Task to carry out>
Find how many lines in the material hold the word "Provincia", then state that number and nothing more.

Records from a collection of figures
%%
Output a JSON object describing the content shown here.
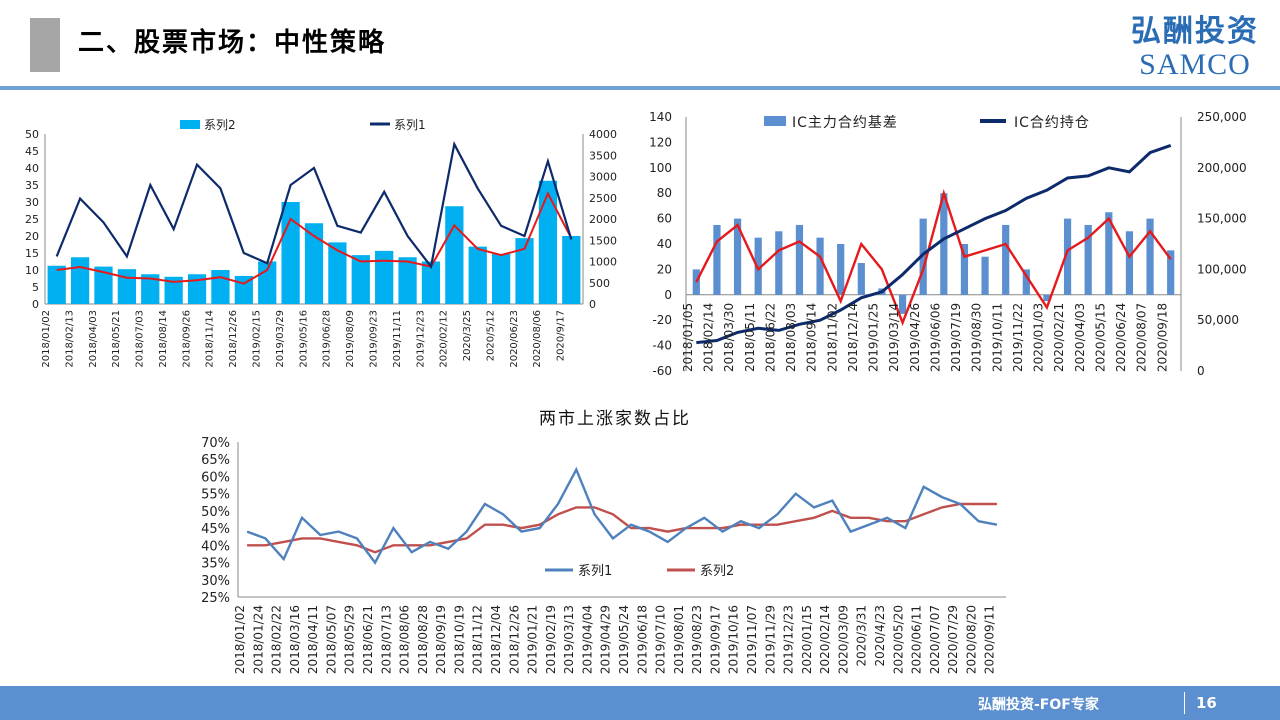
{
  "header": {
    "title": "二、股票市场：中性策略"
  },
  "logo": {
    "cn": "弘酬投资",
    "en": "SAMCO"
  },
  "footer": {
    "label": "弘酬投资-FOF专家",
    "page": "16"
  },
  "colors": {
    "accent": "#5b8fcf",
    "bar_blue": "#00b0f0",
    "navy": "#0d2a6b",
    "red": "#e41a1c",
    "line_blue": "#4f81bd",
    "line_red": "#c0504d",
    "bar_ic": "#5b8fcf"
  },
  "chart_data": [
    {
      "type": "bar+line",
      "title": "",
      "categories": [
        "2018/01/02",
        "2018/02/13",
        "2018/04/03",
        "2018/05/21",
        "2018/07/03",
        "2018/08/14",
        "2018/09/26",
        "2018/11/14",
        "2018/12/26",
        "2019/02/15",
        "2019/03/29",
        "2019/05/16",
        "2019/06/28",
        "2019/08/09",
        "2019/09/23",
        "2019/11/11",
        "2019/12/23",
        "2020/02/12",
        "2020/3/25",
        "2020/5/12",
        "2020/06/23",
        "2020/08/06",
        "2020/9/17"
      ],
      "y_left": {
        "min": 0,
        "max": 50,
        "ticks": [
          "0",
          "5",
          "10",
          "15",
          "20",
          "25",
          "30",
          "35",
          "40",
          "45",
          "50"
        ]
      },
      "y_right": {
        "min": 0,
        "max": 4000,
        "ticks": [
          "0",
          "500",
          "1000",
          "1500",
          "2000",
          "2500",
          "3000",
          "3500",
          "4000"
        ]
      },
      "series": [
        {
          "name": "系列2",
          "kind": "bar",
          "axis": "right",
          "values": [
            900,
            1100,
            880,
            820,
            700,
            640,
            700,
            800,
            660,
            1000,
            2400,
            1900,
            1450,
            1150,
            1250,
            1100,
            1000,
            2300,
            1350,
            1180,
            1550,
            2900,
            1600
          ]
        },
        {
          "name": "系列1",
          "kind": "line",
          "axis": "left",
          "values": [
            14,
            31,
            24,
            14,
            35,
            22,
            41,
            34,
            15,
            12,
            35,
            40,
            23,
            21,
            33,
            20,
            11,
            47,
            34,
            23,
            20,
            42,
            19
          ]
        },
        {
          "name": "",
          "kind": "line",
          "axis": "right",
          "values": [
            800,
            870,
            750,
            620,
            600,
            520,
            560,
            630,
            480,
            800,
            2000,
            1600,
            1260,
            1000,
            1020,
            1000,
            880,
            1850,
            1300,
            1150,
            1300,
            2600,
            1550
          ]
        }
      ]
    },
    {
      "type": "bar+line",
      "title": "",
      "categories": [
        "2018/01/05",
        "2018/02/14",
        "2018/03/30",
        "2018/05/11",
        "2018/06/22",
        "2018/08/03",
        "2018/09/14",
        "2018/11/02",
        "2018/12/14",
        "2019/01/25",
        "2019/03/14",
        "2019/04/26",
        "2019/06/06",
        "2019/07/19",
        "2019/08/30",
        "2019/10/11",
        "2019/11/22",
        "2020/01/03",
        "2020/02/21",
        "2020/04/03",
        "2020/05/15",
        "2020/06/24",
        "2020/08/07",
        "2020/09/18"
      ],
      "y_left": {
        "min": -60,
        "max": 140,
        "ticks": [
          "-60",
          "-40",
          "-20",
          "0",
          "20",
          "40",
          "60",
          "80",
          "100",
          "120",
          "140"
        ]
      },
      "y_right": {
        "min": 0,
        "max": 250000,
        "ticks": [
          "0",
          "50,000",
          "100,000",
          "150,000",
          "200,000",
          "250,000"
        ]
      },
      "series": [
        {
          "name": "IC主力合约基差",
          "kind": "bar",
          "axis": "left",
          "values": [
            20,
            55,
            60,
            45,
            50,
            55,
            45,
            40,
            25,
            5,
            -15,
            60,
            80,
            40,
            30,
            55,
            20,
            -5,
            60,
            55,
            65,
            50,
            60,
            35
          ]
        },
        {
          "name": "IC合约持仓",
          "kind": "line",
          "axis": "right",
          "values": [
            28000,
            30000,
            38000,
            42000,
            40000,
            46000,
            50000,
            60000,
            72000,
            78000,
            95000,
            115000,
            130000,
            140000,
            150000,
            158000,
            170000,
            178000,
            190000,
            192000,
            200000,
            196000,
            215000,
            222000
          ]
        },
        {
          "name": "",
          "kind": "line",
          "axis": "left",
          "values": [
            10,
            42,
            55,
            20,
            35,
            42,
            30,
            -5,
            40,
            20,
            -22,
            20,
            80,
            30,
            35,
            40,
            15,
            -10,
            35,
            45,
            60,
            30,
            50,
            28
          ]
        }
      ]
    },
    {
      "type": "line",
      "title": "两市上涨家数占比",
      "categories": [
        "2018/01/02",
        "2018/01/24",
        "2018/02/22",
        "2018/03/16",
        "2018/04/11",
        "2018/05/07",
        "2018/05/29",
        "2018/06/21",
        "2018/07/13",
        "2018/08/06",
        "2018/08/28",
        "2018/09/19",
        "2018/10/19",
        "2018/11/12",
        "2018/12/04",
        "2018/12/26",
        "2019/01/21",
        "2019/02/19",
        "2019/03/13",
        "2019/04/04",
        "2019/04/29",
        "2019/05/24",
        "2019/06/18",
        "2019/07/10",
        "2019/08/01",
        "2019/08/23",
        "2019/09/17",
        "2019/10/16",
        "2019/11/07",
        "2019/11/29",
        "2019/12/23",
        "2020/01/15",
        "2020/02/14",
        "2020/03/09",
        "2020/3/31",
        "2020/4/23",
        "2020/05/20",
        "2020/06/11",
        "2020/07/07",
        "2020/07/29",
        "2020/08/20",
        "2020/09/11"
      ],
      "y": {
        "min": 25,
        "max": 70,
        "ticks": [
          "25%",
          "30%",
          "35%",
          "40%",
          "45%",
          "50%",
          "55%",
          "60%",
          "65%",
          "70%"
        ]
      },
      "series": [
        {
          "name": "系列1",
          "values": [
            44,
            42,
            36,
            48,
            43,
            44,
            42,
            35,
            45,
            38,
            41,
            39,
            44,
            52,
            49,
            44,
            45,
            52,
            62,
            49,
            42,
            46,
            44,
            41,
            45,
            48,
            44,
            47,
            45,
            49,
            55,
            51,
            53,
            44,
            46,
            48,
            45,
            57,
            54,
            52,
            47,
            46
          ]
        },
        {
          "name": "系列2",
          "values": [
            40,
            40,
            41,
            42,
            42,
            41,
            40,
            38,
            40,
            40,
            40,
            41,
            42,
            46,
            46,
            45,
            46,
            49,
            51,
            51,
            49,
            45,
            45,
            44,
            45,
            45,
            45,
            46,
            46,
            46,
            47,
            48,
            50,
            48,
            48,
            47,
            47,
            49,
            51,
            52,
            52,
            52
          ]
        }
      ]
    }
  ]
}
%%
%%
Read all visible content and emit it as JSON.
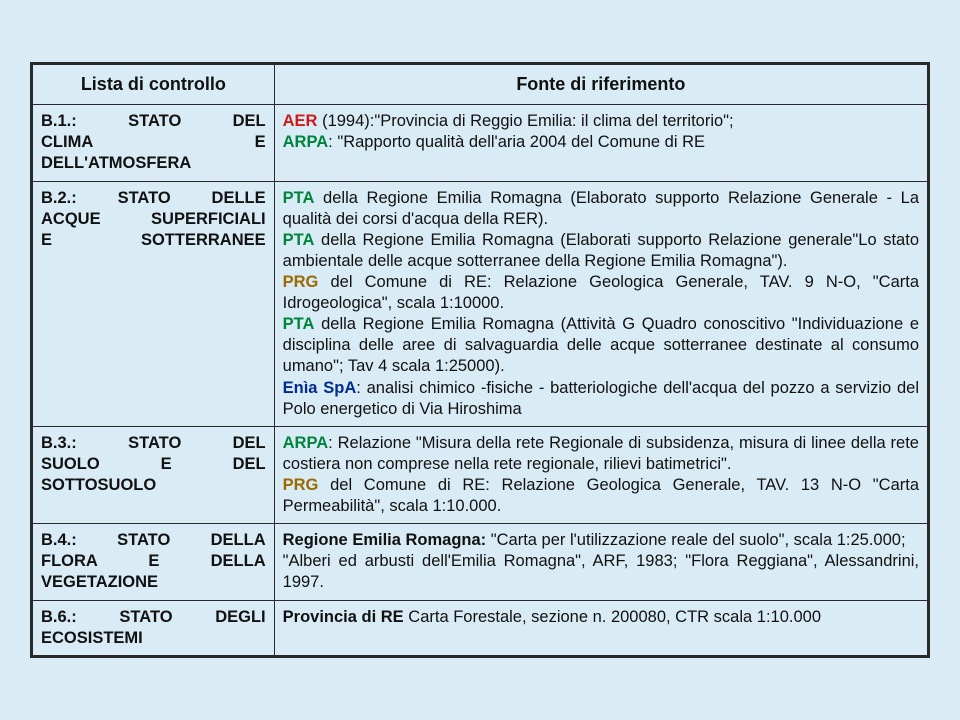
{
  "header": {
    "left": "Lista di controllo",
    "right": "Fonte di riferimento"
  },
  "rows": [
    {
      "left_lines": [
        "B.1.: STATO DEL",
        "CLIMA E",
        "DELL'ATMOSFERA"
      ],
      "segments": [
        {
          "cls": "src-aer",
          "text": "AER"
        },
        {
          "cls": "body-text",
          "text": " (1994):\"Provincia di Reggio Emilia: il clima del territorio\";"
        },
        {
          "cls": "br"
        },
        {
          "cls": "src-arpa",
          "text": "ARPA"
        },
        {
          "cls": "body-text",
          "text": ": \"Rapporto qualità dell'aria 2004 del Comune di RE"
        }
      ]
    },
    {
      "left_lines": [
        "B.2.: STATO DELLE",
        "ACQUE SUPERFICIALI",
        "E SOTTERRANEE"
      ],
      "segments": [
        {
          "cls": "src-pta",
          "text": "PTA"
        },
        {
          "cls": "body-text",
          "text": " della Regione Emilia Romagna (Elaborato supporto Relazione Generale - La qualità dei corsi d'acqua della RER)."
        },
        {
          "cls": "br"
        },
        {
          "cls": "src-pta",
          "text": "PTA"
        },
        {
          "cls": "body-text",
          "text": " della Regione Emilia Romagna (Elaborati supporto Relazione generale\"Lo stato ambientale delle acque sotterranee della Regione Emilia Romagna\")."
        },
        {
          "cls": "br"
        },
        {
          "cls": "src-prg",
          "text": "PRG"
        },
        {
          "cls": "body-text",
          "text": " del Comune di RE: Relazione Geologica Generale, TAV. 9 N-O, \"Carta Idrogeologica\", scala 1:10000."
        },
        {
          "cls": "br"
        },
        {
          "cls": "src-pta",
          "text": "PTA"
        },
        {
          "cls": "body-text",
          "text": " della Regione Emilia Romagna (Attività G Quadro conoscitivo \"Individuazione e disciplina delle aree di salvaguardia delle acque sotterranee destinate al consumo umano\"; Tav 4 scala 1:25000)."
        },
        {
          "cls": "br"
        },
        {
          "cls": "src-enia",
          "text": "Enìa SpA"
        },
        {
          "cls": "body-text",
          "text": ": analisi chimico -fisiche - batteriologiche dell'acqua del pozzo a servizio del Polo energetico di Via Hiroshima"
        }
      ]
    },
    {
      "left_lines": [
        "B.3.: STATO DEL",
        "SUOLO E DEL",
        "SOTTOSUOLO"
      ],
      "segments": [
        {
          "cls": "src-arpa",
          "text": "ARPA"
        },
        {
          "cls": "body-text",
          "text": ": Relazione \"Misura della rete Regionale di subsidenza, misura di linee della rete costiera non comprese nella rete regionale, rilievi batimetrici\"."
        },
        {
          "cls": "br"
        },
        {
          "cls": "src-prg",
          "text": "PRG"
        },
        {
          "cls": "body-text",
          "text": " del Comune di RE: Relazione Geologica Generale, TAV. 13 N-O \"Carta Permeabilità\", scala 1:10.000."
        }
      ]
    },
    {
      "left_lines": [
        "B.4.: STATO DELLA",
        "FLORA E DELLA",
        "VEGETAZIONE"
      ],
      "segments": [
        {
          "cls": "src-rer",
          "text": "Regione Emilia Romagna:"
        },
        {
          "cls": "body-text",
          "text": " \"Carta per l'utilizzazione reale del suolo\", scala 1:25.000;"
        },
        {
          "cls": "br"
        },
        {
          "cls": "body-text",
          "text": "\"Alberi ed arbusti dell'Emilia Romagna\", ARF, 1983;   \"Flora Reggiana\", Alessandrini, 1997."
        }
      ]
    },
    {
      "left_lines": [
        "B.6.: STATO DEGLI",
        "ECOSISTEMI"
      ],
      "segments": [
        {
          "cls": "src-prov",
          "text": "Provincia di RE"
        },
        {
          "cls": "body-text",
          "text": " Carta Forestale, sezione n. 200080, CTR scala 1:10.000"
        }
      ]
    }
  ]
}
%%
Response to the task>
2